WORK TO COMPLETE: Return all of the data exactly as given.

DATASET EXTRACT:
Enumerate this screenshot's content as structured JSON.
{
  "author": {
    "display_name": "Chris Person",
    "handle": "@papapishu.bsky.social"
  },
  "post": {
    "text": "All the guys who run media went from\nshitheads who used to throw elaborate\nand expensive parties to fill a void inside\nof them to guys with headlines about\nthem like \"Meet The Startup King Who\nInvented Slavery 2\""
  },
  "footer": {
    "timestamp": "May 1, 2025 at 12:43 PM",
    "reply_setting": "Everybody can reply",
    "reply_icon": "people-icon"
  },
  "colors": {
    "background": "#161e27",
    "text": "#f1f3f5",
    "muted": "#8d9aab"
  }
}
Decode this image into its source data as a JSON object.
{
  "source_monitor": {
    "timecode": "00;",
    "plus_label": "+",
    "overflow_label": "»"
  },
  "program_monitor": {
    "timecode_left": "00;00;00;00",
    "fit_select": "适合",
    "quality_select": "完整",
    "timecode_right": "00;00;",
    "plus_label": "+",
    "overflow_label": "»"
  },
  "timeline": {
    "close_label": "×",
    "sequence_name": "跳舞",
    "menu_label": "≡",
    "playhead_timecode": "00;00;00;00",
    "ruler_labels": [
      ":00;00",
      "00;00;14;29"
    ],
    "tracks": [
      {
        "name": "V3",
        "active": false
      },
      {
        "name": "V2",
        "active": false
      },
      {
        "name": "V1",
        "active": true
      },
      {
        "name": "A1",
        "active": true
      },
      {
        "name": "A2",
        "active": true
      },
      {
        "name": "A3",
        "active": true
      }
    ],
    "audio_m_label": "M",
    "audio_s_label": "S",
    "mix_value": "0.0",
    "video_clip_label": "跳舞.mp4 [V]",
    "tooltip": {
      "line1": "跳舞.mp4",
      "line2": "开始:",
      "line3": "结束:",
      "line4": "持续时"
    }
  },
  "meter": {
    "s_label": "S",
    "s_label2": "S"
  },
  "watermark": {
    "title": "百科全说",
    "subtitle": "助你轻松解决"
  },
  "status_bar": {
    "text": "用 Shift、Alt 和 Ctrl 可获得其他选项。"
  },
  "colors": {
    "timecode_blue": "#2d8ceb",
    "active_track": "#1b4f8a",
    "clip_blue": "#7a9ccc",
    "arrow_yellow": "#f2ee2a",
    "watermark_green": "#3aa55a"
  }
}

SOLUTION:
Enumerate this screenshot's content as structured JSON.
{
  "author": {
    "display_name": "Chris Person",
    "handle": "@papapishu.bsky.social"
  },
  "post": {
    "text": "All the guys who run media went from\nshitheads who used to throw elaborate\nand expensive parties to fill a void inside\nof them to guys with headlines about\nthem like \"Meet The Startup King Who\nInvented Slavery 2\""
  },
  "footer": {
    "timestamp": "May 1, 2025 at 12:43 PM",
    "reply_setting": "Everybody can reply",
    "reply_icon": "people-icon"
  },
  "colors": {
    "background": "#161e27",
    "text": "#f1f3f5",
    "muted": "#8d9aab"
  }
}
Decode this image into its source data as a JSON object.
{
  "source_monitor": {
    "timecode": "00;",
    "plus_label": "+",
    "overflow_label": "»"
  },
  "program_monitor": {
    "timecode_left": "00;00;00;00",
    "fit_select": "适合",
    "quality_select": "完整",
    "timecode_right": "00;00;",
    "plus_label": "+",
    "overflow_label": "»"
  },
  "timeline": {
    "close_label": "×",
    "sequence_name": "跳舞",
    "menu_label": "≡",
    "playhead_timecode": "00;00;00;00",
    "ruler_labels": [
      ":00;00",
      "00;00;14;29"
    ],
    "tracks": [
      {
        "name": "V3",
        "active": false
      },
      {
        "name": "V2",
        "active": false
      },
      {
        "name": "V1",
        "active": true
      },
      {
        "name": "A1",
        "active": true
      },
      {
        "name": "A2",
        "active": true
      },
      {
        "name": "A3",
        "active": true
      }
    ],
    "audio_m_label": "M",
    "audio_s_label": "S",
    "mix_value": "0.0",
    "video_clip_label": "跳舞.mp4 [V]",
    "tooltip": {
      "line1": "跳舞.mp4",
      "line2": "开始:",
      "line3": "结束:",
      "line4": "持续时"
    }
  },
  "meter": {
    "s_label": "S",
    "s_label2": "S"
  },
  "watermark": {
    "title": "百科全说",
    "subtitle": "助你轻松解决"
  },
  "status_bar": {
    "text": "用 Shift、Alt 和 Ctrl 可获得其他选项。"
  },
  "colors": {
    "timecode_blue": "#2d8ceb",
    "active_track": "#1b4f8a",
    "clip_blue": "#7a9ccc",
    "arrow_yellow": "#f2ee2a",
    "watermark_green": "#3aa55a"
  }
}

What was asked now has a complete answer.